PASSAGE FOR REVIEW>
================

In response to a letter signed by more than 50 food safety advocacy groups, fast food chain In-N-Out released a statement saying it is committed to serving “beef that is not raised with antibiotics important to human medicine.”
Advocacy groups interpreted the statement as an encouraging turnaround from the company’s past policies, in which In-N-Out representatives said they supported the Food and Drug Administration’s often-contested guidelines that permit a wide range of antibiotic use.
Scientific studies have shown that raising cattle and chicken that feed on meals doused with antibiotics contributes to antibiotic resistance in humans, creating so-called “superbugs” and making many illnesses harder to treat.
However, the FDA has allowed antibiotic use in livestock for 40 years, and it is an approved practice by the Animal Health Institute, despite those studies. Farms that don’t use antibiotic treatment for livestock stand at a greater risk for producing unhealthy food supplies, the administration has previously stated.
To negotiate between antibiotic resistance and unhealthy food sources, many organizations have pressured restaurants like In-N-Out to stop using antibiotics commonly used to treat human conditions.
Groups such as Friends of the Earth, the Center for Food Safety and CALPIRG Education Fund had been critical of In-N-Out’s stance toward food sourcing, but it commended the company’s recent pivot.
“In-N-Out Burger's recent statement is an important step forward,” said Kari Hamerschlag, senior program manager at Friends of the Earth. “Now, the company needs to provide the public with a timeline showing that it’s serious about eliminating everyday use of antibiotics in its beef production."
Several other chain restaurants, including Panera Bread, Chick-Fil-A and Chipotle have pledged to use meet that hasn’t been treated with antibiotics, earning it positive rankings with Consumer Reports and other organizations.
Last October in California, Governor Jerry Brown signed a bill that laid forth more stringent restrictions for the use of antibiotics in livestock production. That bill, which bans antibiotics used to fatten animals and those not used for disease prevention, will go into effect in 2018.

================

YOUR TASK>
Answer these questions using the article on In-N-Out and antibiotics:
1. How many food safety advocacy groups signed the letter to In-N-Out?
2. What position does Kari Hamerschlag hold at Friends of the Earth?
3. In what year will the bill signed by Governor Jerry Brown go into effect?
The records that follow come from a source unrelated to the text above.

================

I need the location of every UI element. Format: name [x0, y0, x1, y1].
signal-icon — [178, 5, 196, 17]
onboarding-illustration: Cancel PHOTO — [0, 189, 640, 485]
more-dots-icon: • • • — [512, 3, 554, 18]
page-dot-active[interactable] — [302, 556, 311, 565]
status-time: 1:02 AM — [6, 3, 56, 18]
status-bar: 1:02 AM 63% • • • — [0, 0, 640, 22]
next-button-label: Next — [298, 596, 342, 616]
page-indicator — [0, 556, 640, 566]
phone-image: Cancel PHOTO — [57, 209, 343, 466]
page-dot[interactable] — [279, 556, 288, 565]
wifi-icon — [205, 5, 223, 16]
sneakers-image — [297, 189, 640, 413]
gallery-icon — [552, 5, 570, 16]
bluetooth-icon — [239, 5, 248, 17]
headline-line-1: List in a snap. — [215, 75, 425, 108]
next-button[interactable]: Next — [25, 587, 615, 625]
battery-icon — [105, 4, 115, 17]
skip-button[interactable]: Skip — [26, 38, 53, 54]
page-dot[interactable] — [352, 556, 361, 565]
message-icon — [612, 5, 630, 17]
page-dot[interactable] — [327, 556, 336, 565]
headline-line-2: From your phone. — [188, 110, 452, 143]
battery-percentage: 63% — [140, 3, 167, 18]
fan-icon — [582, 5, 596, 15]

================

ANSWER FOR THIS EXERCISE>
1. More than 50.
2. Senior program manager.
3. 2018.